▸ Task prompt
Only the pictures stay out; every record is to be quoted exactly.

▸ Materials provided
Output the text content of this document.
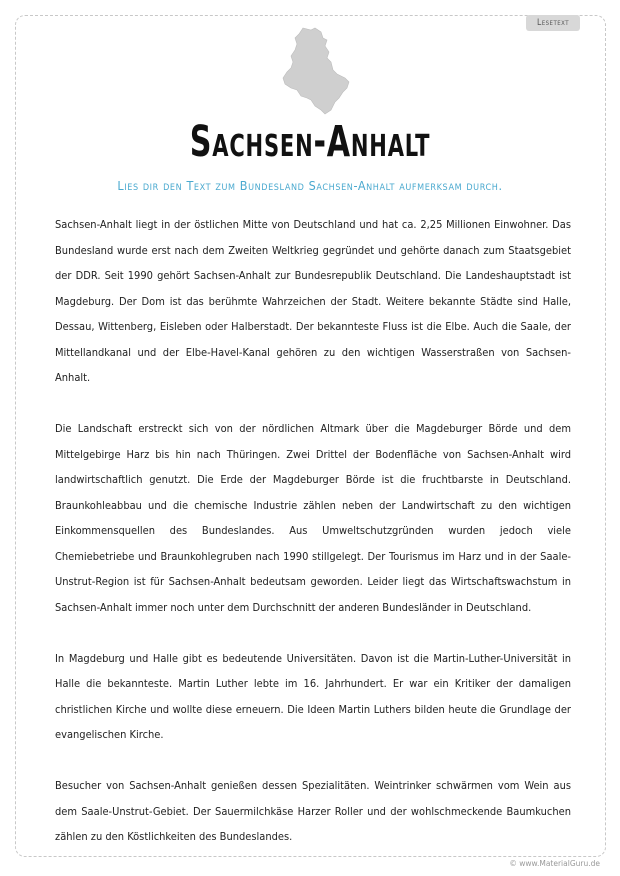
Lesetext
Sachsen-Anhalt
Lies dir den Text zum Bundesland Sachsen-Anhalt aufmerksam durch.

Sachsen-Anhalt liegt in der östlichen Mitte von Deutschland und hat ca. 2,25 Millionen Einwohner. Das Bundesland wurde erst nach dem Zweiten Weltkrieg gegründet und gehörte danach zum Staatsgebiet der DDR. Seit 1990 gehört Sachsen-Anhalt zur Bundesrepublik Deutschland. Die Landeshauptstadt ist Magdeburg. Der Dom ist das berühmte Wahrzeichen der Stadt. Weitere bekannte Städte sind Halle, Dessau, Wittenberg, Eisleben oder Halberstadt. Der bekannteste Fluss ist die Elbe. Auch die Saale, der Mittellandkanal und der Elbe-Havel-Kanal gehören zu den wichtigen Wasserstraßen von Sachsen-Anhalt.

Die Landschaft erstreckt sich von der nördlichen Altmark über die Magdeburger Börde und dem Mittelgebirge Harz bis hin nach Thüringen. Zwei Drittel der Bodenfläche von Sachsen-Anhalt wird landwirtschaftlich genutzt. Die Erde der Magdeburger Börde ist die fruchtbarste in Deutschland. Braunkohleabbau und die chemische Industrie zählen neben der Landwirtschaft zu den wichtigen Einkommensquellen des Bundeslandes. Aus Umweltschutzgründen wurden jedoch viele Chemiebetriebe und Braunkohlegruben nach 1990 stillgelegt. Der Tourismus im Harz und in der Saale-Unstrut-Region ist für Sachsen-Anhalt bedeutsam geworden. Leider liegt das Wirtschaftswachstum in Sachsen-Anhalt immer noch unter dem Durchschnitt der anderen Bundesländer in Deutschland.

In Magdeburg und Halle gibt es bedeutende Universitäten. Davon ist die Martin-Luther-Universität in Halle die bekannteste. Martin Luther lebte im 16. Jahrhundert. Er war ein Kritiker der damaligen christlichen Kirche und wollte diese erneuern. Die Ideen Martin Luthers bilden heute die Grundlage der evangelischen Kirche.

Besucher von Sachsen-Anhalt genießen dessen Spezialitäten. Weintrinker schwärmen vom Wein aus dem Saale-Unstrut-Gebiet. Der Sauermilchkäse Harzer Roller und der wohlschmeckende Baumkuchen zählen zu den Köstlichkeiten des Bundeslandes.

© www.MaterialGuru.de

▸ Response to this task
Output the text content of this document.
Lesetext
Sachsen-Anhalt
Lies dir den Text zum Bundesland Sachsen-Anhalt aufmerksam durch.

Sachsen-Anhalt liegt in der östlichen Mitte von Deutschland und hat ca. 2,25 Millionen Einwohner. Das Bundesland wurde erst nach dem Zweiten Weltkrieg gegründet und gehörte danach zum Staatsgebiet der DDR. Seit 1990 gehört Sachsen-Anhalt zur Bundesrepublik Deutschland. Die Landeshauptstadt ist Magdeburg. Der Dom ist das berühmte Wahrzeichen der Stadt. Weitere bekannte Städte sind Halle, Dessau, Wittenberg, Eisleben oder Halberstadt. Der bekannteste Fluss ist die Elbe. Auch die Saale, der Mittellandkanal und der Elbe-Havel-Kanal gehören zu den wichtigen Wasserstraßen von Sachsen-Anhalt.

Die Landschaft erstreckt sich von der nördlichen Altmark über die Magdeburger Börde und dem Mittelgebirge Harz bis hin nach Thüringen. Zwei Drittel der Bodenfläche von Sachsen-Anhalt wird landwirtschaftlich genutzt. Die Erde der Magdeburger Börde ist die fruchtbarste in Deutschland. Braunkohleabbau und die chemische Industrie zählen neben der Landwirtschaft zu den wichtigen Einkommensquellen des Bundeslandes. Aus Umweltschutzgründen wurden jedoch viele Chemiebetriebe und Braunkohlegruben nach 1990 stillgelegt. Der Tourismus im Harz und in der Saale-Unstrut-Region ist für Sachsen-Anhalt bedeutsam geworden. Leider liegt das Wirtschaftswachstum in Sachsen-Anhalt immer noch unter dem Durchschnitt der anderen Bundesländer in Deutschland.

In Magdeburg und Halle gibt es bedeutende Universitäten. Davon ist die Martin-Luther-Universität in Halle die bekannteste. Martin Luther lebte im 16. Jahrhundert. Er war ein Kritiker der damaligen christlichen Kirche und wollte diese erneuern. Die Ideen Martin Luthers bilden heute die Grundlage der evangelischen Kirche.

Besucher von Sachsen-Anhalt genießen dessen Spezialitäten. Weintrinker schwärmen vom Wein aus dem Saale-Unstrut-Gebiet. Der Sauermilchkäse Harzer Roller und der wohlschmeckende Baumkuchen zählen zu den Köstlichkeiten des Bundeslandes.

© www.MaterialGuru.de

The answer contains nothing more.